■ What you should do
In the material below, identify each line bearing the word "heading". Reproduce those lines.
** Start of Entries provided **
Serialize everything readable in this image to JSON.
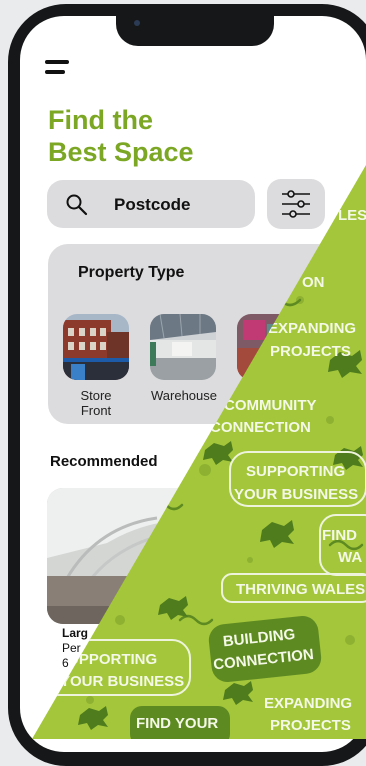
{
  "header": {
    "title_line1": "Find the",
    "title_line2": "Best Space"
  },
  "search": {
    "label": "Postcode"
  },
  "property_type": {
    "heading": "Property Type",
    "items": [
      {
        "label_line1": "Store",
        "label_line2": "Front"
      },
      {
        "label_line1": "Warehouse",
        "label_line2": ""
      }
    ]
  },
  "recommended": {
    "heading": "Recommended",
    "card": {
      "title": "Larg",
      "line2": "Per",
      "line3": "6"
    }
  },
  "banner_phrases": [
    "EXPANDING",
    "PROJECTS",
    "SUPPORTING",
    "YOUR BUSINESS",
    "THRIVING WALES",
    "BUILDING",
    "CONNECTION",
    "FIND YOUR",
    "COMMUNITY",
    "FIND",
    "WA",
    "ON",
    "LES"
  ],
  "colors": {
    "accent": "#7ba724",
    "pattern_bg": "#a3c63b",
    "pattern_dark": "#5e8a22"
  }
}
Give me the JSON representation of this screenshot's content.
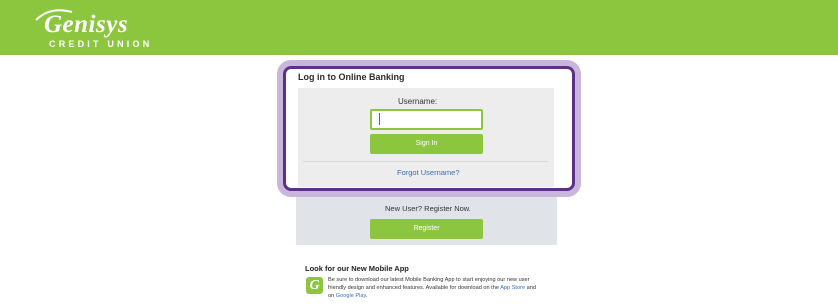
{
  "header": {
    "logo_name": "Genisys",
    "logo_subtitle": "CREDIT UNION",
    "brand_color": "#8cc63f"
  },
  "login": {
    "title": "Log in to Online Banking",
    "username_label": "Username:",
    "username_value": "",
    "signin_label": "Sign In",
    "forgot_label": "Forgot Username?",
    "highlight_color": "#5e2f86"
  },
  "register": {
    "prompt": "New User? Register Now.",
    "button_label": "Register"
  },
  "mobile": {
    "title": "Look for our New Mobile App",
    "icon_letter": "G",
    "text_before": "Be sure to download our latest Mobile Banking App to start enjoying our new user friendly design and enhanced features. Available for download on the ",
    "app_store": "App Store",
    "text_middle": " and on ",
    "google_play": "Google Play",
    "text_end": "."
  }
}
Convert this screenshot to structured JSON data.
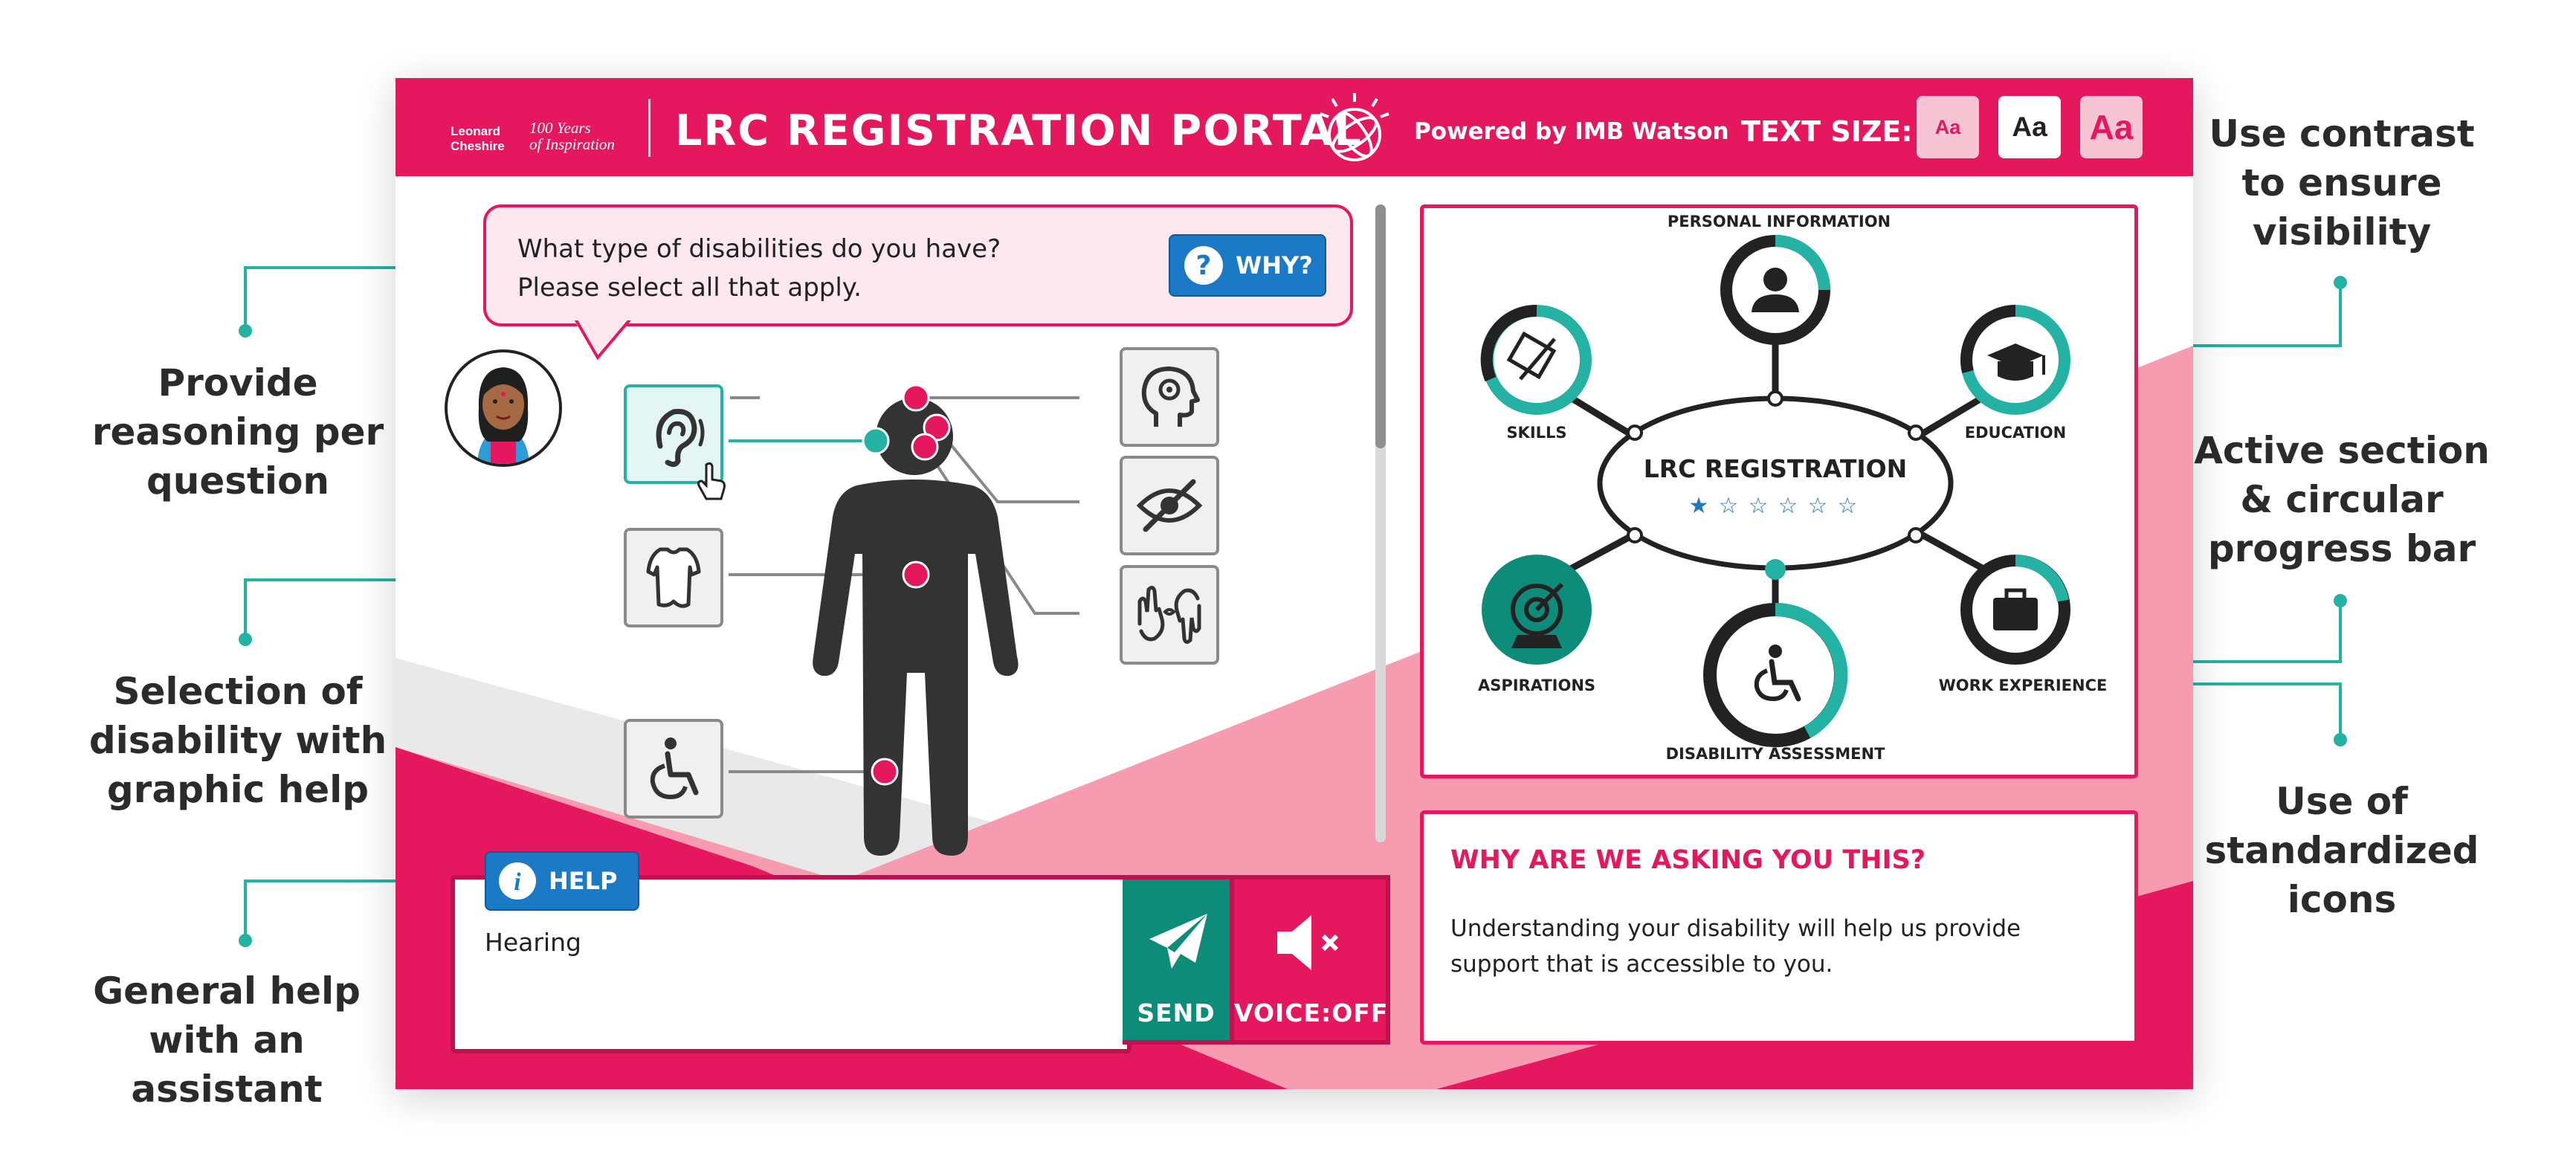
{
  "header": {
    "brand_line1": "Leonard",
    "brand_line2": "Cheshire",
    "brand_tagline1": "100 Years",
    "brand_tagline2": "of Inspiration",
    "title": "LRC REGISTRATION PORTAL",
    "powered_by": "Powered by IMB Watson",
    "text_size_label": "TEXT SIZE:",
    "text_size_options": [
      "Aa",
      "Aa",
      "Aa"
    ]
  },
  "question": {
    "text": "What type of disabilities do you have? Please select all that apply.",
    "why_label": "WHY?"
  },
  "input": {
    "help_label": "HELP",
    "value": "Hearing",
    "send_label": "SEND",
    "voice_label": "VOICE:OFF"
  },
  "progress_map": {
    "center_title": "LRC REGISTRATION",
    "rating": {
      "filled": 1,
      "total": 6
    },
    "nodes": {
      "personal": "PERSONAL INFORMATION",
      "skills": "SKILLS",
      "education": "EDUCATION",
      "aspirations": "ASPIRATIONS",
      "work": "WORK EXPERIENCE",
      "disability": "DISABILITY ASSESSMENT"
    }
  },
  "why_panel": {
    "title": "WHY ARE WE ASKING YOU THIS?",
    "body": "Understanding your disability will help us provide support that is accessible to you."
  },
  "annotations": {
    "reasoning": [
      "Provide",
      "reasoning per",
      "question"
    ],
    "selection": [
      "Selection of",
      "disability with",
      "graphic help"
    ],
    "general_help": [
      "General help",
      "with an assistant"
    ],
    "contrast": [
      "Use contrast",
      "to ensure",
      "visibility"
    ],
    "active_section": [
      "Active section",
      "& circular",
      "progress bar"
    ],
    "icons": [
      "Use of",
      "standardized",
      "icons"
    ]
  },
  "colors": {
    "brand": "#e5175f",
    "accent": "#23b2a4",
    "button_blue": "#1b79c6",
    "send_green": "#0e8c7a"
  }
}
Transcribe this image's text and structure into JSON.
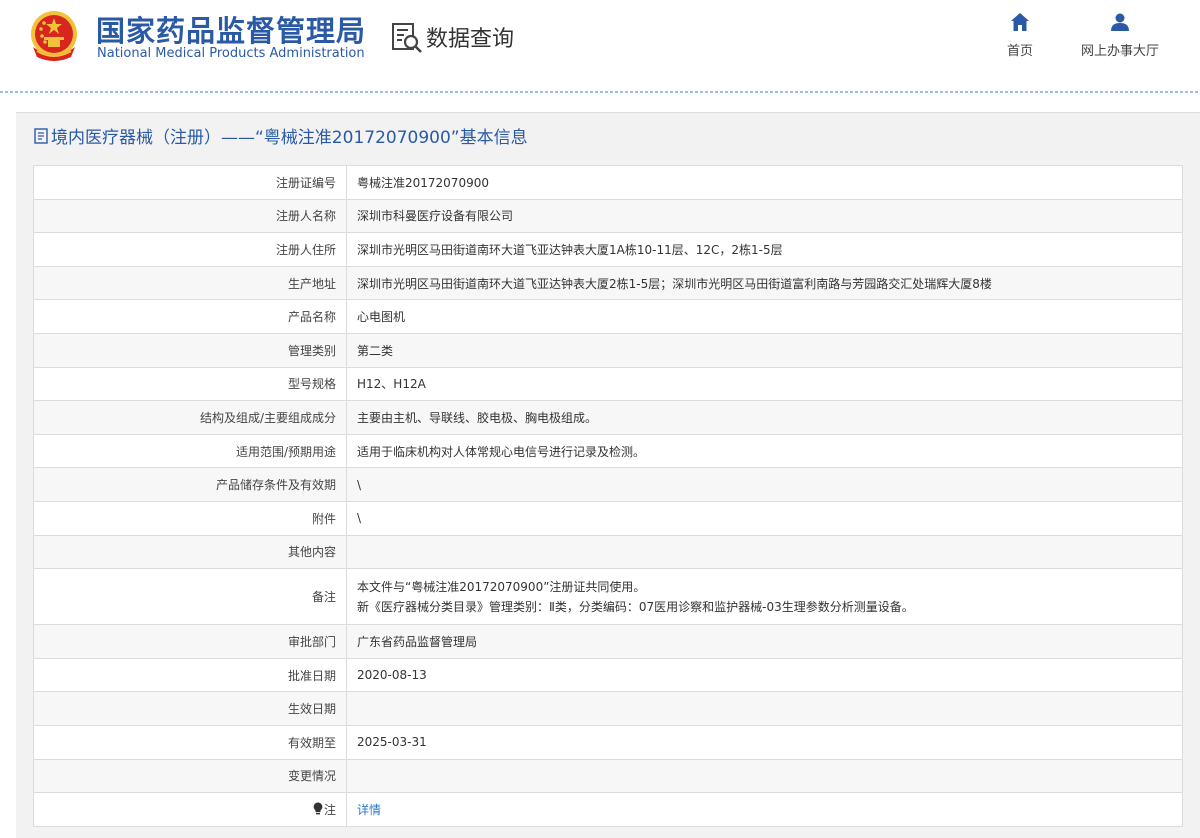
{
  "header": {
    "agency_cn": "国家药品监督管理局",
    "agency_en": "National Medical Products Administration",
    "query_label": "数据查询",
    "nav": [
      {
        "label": "首页",
        "icon": "home-icon"
      },
      {
        "label": "网上办事大厅",
        "icon": "user-icon"
      }
    ]
  },
  "panel": {
    "title": "境内医疗器械（注册）——“粤械注准20172070900”基本信息",
    "title_icon": "document-icon"
  },
  "rows": [
    {
      "key": "注册证编号",
      "value": "粤械注准20172070900"
    },
    {
      "key": "注册人名称",
      "value": "深圳市科曼医疗设备有限公司"
    },
    {
      "key": "注册人住所",
      "value": "深圳市光明区马田街道南环大道飞亚达钟表大厦1A栋10-11层、12C，2栋1-5层"
    },
    {
      "key": "生产地址",
      "value": "深圳市光明区马田街道南环大道飞亚达钟表大厦2栋1-5层；深圳市光明区马田街道富利南路与芳园路交汇处瑞辉大厦8楼"
    },
    {
      "key": "产品名称",
      "value": "心电图机"
    },
    {
      "key": "管理类别",
      "value": "第二类"
    },
    {
      "key": "型号规格",
      "value": "H12、H12A"
    },
    {
      "key": "结构及组成/主要组成成分",
      "value": "主要由主机、导联线、胶电极、胸电极组成。"
    },
    {
      "key": "适用范围/预期用途",
      "value": "适用于临床机构对人体常规心电信号进行记录及检测。"
    },
    {
      "key": "产品储存条件及有效期",
      "value": "\\"
    },
    {
      "key": "附件",
      "value": "\\"
    },
    {
      "key": "其他内容",
      "value": ""
    },
    {
      "key": "备注",
      "value": "本文件与“粤械注准20172070900”注册证共同使用。",
      "value2": "新《医疗器械分类目录》管理类别：Ⅱ类，分类编码：07医用诊察和监护器械-03生理参数分析测量设备。"
    },
    {
      "key": "审批部门",
      "value": "广东省药品监督管理局"
    },
    {
      "key": "批准日期",
      "value": "2020-08-13"
    },
    {
      "key": "生效日期",
      "value": ""
    },
    {
      "key": "有效期至",
      "value": "2025-03-31"
    },
    {
      "key": "变更情况",
      "value": ""
    },
    {
      "key": "注",
      "value": "详情",
      "key_icon": "lightbulb-icon"
    }
  ],
  "colors": {
    "brand": "#2a5aa6",
    "link": "#2a7ac9",
    "emblem_red": "#d7261d",
    "emblem_gold": "#f3c13a"
  }
}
** End of Entries provided **
■ Exercise result
    "heading": "Property Type",
    "heading": "Recommended",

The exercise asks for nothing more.